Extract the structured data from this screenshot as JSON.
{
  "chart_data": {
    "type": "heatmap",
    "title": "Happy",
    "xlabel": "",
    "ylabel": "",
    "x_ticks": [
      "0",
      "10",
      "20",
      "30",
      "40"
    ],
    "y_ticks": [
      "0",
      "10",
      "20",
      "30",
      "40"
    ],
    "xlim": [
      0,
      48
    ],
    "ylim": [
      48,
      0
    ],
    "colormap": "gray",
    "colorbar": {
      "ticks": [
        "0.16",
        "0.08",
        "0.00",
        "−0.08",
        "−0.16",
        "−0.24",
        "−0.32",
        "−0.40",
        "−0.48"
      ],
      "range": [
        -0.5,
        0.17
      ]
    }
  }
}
——
**Aim:** Quote the data in full, keeping each word unchanged.

**Result for this exercise:**
Extract the structured data from this screenshot as JSON.
{
  "chart_data": {
    "type": "heatmap",
    "title": "Happy",
    "xlabel": "",
    "ylabel": "",
    "x_ticks": [
      "0",
      "10",
      "20",
      "30",
      "40"
    ],
    "y_ticks": [
      "0",
      "10",
      "20",
      "30",
      "40"
    ],
    "xlim": [
      0,
      48
    ],
    "ylim": [
      48,
      0
    ],
    "colormap": "gray",
    "colorbar": {
      "ticks": [
        "0.16",
        "0.08",
        "0.00",
        "−0.08",
        "−0.16",
        "−0.24",
        "−0.32",
        "−0.40",
        "−0.48"
      ],
      "range": [
        -0.5,
        0.17
      ]
    }
  }
}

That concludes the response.